What to work on: Copy the data word for word, from its first line through the line containing "bar — [324, 568, 416, 723]", with both ends included.

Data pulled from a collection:
[start]

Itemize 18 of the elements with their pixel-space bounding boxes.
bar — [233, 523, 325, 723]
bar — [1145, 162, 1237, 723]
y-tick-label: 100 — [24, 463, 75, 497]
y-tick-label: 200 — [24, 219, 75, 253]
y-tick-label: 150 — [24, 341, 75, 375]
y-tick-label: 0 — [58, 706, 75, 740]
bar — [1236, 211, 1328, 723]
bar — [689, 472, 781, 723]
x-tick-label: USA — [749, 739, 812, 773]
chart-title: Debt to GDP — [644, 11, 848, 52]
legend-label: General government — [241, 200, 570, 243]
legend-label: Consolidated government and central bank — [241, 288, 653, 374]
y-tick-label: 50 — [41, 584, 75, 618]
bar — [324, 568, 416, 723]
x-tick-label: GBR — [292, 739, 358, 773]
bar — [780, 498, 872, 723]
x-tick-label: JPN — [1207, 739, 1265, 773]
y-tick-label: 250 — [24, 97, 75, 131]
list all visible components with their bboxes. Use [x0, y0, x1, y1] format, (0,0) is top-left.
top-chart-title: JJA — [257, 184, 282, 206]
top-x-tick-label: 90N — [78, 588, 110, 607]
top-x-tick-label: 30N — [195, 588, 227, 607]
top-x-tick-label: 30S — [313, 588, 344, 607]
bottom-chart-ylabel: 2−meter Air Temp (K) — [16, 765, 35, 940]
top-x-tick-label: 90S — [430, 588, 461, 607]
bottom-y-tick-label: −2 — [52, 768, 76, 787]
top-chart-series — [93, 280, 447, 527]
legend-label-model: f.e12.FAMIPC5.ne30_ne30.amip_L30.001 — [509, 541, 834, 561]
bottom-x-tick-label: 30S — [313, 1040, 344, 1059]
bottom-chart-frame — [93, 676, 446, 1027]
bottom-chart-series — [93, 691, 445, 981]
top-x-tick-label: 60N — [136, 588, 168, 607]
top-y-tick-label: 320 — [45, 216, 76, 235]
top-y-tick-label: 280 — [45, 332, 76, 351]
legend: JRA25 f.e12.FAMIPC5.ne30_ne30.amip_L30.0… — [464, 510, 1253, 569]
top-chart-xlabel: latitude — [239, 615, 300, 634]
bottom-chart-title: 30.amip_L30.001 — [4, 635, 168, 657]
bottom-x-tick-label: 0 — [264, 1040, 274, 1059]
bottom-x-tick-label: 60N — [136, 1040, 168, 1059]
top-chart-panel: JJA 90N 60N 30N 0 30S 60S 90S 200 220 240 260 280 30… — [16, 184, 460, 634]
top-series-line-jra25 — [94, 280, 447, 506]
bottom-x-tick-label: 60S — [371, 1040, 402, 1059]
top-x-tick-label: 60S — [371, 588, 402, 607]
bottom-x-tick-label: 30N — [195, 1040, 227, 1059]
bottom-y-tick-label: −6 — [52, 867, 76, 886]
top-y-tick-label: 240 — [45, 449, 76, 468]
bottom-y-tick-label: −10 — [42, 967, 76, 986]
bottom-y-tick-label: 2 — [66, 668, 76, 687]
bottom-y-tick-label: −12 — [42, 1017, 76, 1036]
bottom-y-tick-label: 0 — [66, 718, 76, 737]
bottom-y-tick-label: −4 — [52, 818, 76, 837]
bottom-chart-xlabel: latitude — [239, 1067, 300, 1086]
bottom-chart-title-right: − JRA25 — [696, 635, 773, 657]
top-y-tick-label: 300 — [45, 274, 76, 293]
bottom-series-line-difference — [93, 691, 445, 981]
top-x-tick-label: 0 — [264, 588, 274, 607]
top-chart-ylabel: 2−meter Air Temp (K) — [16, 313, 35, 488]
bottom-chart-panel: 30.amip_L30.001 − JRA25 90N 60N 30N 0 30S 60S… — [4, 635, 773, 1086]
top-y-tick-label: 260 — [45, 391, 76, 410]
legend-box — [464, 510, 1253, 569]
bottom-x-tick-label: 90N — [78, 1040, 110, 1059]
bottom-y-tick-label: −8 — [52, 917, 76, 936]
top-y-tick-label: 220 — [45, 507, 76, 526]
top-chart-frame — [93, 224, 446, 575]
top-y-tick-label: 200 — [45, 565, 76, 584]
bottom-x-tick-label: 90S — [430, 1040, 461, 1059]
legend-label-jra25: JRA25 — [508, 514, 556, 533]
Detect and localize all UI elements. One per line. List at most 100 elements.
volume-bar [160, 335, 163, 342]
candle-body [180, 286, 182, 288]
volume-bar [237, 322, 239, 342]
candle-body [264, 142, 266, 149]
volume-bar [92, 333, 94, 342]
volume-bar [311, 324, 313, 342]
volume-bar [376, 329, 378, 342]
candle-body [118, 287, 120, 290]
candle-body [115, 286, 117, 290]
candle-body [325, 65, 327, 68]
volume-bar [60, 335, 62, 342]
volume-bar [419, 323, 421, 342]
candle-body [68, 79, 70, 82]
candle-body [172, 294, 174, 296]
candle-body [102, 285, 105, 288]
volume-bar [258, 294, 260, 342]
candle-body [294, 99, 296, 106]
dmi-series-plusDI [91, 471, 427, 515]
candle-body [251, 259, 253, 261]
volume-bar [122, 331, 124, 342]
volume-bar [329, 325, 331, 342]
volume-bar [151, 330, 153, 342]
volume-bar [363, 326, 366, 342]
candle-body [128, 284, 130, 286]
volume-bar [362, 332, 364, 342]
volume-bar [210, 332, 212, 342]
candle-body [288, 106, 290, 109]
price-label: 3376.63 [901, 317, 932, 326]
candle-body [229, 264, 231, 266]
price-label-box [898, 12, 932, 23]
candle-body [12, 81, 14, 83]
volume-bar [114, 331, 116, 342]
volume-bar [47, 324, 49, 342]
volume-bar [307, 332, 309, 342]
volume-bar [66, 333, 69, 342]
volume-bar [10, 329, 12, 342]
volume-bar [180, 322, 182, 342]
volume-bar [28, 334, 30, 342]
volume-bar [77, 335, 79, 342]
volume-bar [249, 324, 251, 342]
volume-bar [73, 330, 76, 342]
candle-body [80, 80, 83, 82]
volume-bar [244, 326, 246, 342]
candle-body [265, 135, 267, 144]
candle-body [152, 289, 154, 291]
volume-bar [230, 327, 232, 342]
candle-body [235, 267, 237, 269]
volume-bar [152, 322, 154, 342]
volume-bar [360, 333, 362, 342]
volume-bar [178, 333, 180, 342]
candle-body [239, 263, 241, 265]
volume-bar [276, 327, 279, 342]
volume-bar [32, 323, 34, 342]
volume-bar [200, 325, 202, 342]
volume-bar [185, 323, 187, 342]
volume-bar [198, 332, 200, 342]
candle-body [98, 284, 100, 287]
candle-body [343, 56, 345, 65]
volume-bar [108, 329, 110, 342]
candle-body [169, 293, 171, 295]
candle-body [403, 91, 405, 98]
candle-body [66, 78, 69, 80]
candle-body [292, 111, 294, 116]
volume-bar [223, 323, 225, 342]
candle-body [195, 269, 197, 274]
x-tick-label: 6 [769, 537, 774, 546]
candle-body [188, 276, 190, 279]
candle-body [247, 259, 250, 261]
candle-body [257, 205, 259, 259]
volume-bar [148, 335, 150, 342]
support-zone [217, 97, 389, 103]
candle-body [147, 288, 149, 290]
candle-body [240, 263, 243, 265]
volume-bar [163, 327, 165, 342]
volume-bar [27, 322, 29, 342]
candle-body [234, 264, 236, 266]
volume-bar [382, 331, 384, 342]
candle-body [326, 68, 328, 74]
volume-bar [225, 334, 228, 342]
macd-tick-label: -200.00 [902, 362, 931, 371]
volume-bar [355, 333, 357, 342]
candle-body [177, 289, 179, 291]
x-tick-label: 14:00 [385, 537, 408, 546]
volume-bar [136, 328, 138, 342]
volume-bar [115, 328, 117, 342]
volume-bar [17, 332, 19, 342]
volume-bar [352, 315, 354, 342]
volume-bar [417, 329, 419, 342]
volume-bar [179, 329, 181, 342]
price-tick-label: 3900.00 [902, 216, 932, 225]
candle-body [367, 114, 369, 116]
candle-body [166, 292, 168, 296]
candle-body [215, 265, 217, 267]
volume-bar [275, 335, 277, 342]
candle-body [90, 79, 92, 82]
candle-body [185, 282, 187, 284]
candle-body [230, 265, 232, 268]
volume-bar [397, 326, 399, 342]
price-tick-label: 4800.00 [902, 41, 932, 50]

[end]

Task result:
Itemize 18 of the elements with their pixel-space bounding boxes.
bar — [233, 523, 325, 723]
bar — [1145, 162, 1237, 723]
y-tick-label: 100 — [24, 463, 75, 497]
y-tick-label: 200 — [24, 219, 75, 253]
y-tick-label: 150 — [24, 341, 75, 375]
y-tick-label: 0 — [58, 706, 75, 740]
bar — [1236, 211, 1328, 723]
bar — [689, 472, 781, 723]
x-tick-label: USA — [749, 739, 812, 773]
chart-title: Debt to GDP — [644, 11, 848, 52]
legend-label: General government — [241, 200, 570, 243]
legend-label: Consolidated government and central bank — [241, 288, 653, 374]
y-tick-label: 50 — [41, 584, 75, 618]
bar — [324, 568, 416, 723]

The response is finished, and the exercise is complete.